### Exercise
Using the data below, copy each line that includes the word "JSON".

▶

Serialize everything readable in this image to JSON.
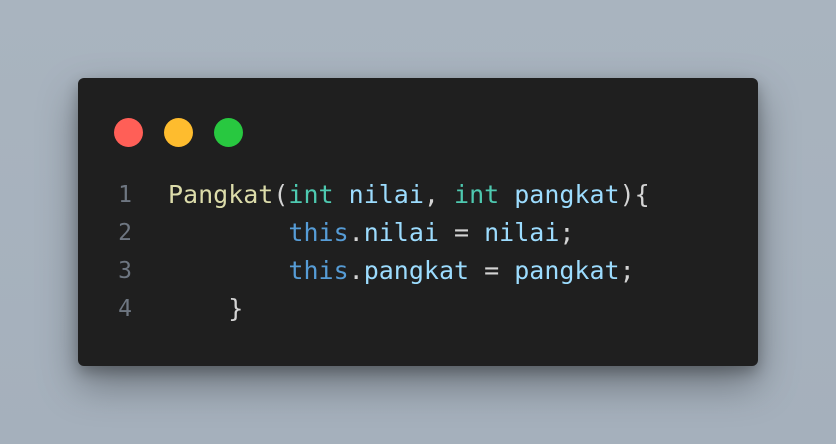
{
  "window": {
    "background": "#1f1f1f",
    "traffic_lights": [
      {
        "name": "close",
        "color": "#ff5f57"
      },
      {
        "name": "minimize",
        "color": "#febc2e"
      },
      {
        "name": "maximize",
        "color": "#28c840"
      }
    ]
  },
  "code": {
    "lines": [
      {
        "number": "1",
        "tokens": [
          {
            "text": "Pangkat",
            "color": "#dcdcaa"
          },
          {
            "text": "(",
            "color": "#d4d4d4"
          },
          {
            "text": "int",
            "color": "#4ec9b0"
          },
          {
            "text": " ",
            "color": "#d4d4d4"
          },
          {
            "text": "nilai",
            "color": "#9cdcfe"
          },
          {
            "text": ", ",
            "color": "#d4d4d4"
          },
          {
            "text": "int",
            "color": "#4ec9b0"
          },
          {
            "text": " ",
            "color": "#d4d4d4"
          },
          {
            "text": "pangkat",
            "color": "#9cdcfe"
          },
          {
            "text": "){",
            "color": "#d4d4d4"
          }
        ]
      },
      {
        "number": "2",
        "tokens": [
          {
            "text": "        ",
            "color": "#d4d4d4"
          },
          {
            "text": "this",
            "color": "#569cd6"
          },
          {
            "text": ".",
            "color": "#d4d4d4"
          },
          {
            "text": "nilai",
            "color": "#9cdcfe"
          },
          {
            "text": " = ",
            "color": "#d4d4d4"
          },
          {
            "text": "nilai",
            "color": "#9cdcfe"
          },
          {
            "text": ";",
            "color": "#d4d4d4"
          }
        ]
      },
      {
        "number": "3",
        "tokens": [
          {
            "text": "        ",
            "color": "#d4d4d4"
          },
          {
            "text": "this",
            "color": "#569cd6"
          },
          {
            "text": ".",
            "color": "#d4d4d4"
          },
          {
            "text": "pangkat",
            "color": "#9cdcfe"
          },
          {
            "text": " = ",
            "color": "#d4d4d4"
          },
          {
            "text": "pangkat",
            "color": "#9cdcfe"
          },
          {
            "text": ";",
            "color": "#d4d4d4"
          }
        ]
      },
      {
        "number": "4",
        "tokens": [
          {
            "text": "    }",
            "color": "#d4d4d4"
          }
        ]
      }
    ]
  }
}
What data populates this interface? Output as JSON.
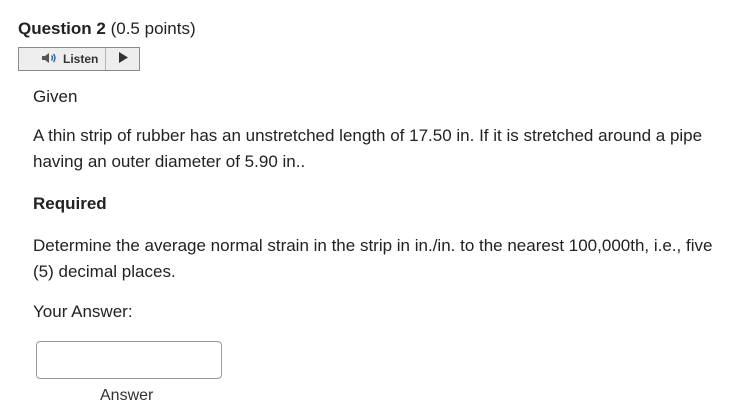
{
  "question": {
    "title": "Question 2",
    "points": "(0.5 points)"
  },
  "listen": {
    "label": "Listen",
    "speaker_icon": "speaker-icon",
    "play_icon": "play-icon"
  },
  "given": {
    "title": "Given",
    "text": "A thin strip of rubber has an unstretched length of 17.50 in. If it is stretched around a pipe having an outer diameter of 5.90 in.."
  },
  "required": {
    "title": "Required",
    "text": "Determine the average normal strain in the strip in in./in. to the nearest 100,000th, i.e., five (5) decimal places."
  },
  "answer": {
    "prompt": "Your Answer:",
    "value": "",
    "label": "Answer"
  },
  "colors": {
    "text": "#222222",
    "border": "#9a9a9a",
    "speaker": "#2f6fb0"
  }
}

◀

### Output of the exercise
Serialize everything readable in this image to JSON.
What data populates this interface? Output as JSON.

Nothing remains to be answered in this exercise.